[Stored data]
+===+

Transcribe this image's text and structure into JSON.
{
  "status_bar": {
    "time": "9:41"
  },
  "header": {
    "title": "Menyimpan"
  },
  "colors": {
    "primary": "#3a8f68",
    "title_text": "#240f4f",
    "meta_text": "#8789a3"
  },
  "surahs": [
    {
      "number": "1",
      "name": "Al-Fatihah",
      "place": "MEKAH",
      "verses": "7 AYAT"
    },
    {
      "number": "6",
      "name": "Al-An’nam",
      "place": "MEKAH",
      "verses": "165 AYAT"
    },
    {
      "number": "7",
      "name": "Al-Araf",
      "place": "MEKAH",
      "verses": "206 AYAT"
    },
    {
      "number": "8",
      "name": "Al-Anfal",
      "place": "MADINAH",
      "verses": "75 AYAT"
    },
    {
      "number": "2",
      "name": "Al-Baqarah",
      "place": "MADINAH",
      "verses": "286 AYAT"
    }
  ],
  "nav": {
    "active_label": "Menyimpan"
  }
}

+===+

Description of the task: Transcribe every entry word for word.

Right answer:
Transcribe this image's text and structure into JSON.
{
  "status_bar": {
    "time": "9:41"
  },
  "header": {
    "title": "Menyimpan"
  },
  "colors": {
    "primary": "#3a8f68",
    "title_text": "#240f4f",
    "meta_text": "#8789a3"
  },
  "surahs": [
    {
      "number": "1",
      "name": "Al-Fatihah",
      "place": "MEKAH",
      "verses": "7 AYAT"
    },
    {
      "number": "6",
      "name": "Al-An’nam",
      "place": "MEKAH",
      "verses": "165 AYAT"
    },
    {
      "number": "7",
      "name": "Al-Araf",
      "place": "MEKAH",
      "verses": "206 AYAT"
    },
    {
      "number": "8",
      "name": "Al-Anfal",
      "place": "MADINAH",
      "verses": "75 AYAT"
    },
    {
      "number": "2",
      "name": "Al-Baqarah",
      "place": "MADINAH",
      "verses": "286 AYAT"
    }
  ],
  "nav": {
    "active_label": "Menyimpan"
  }
}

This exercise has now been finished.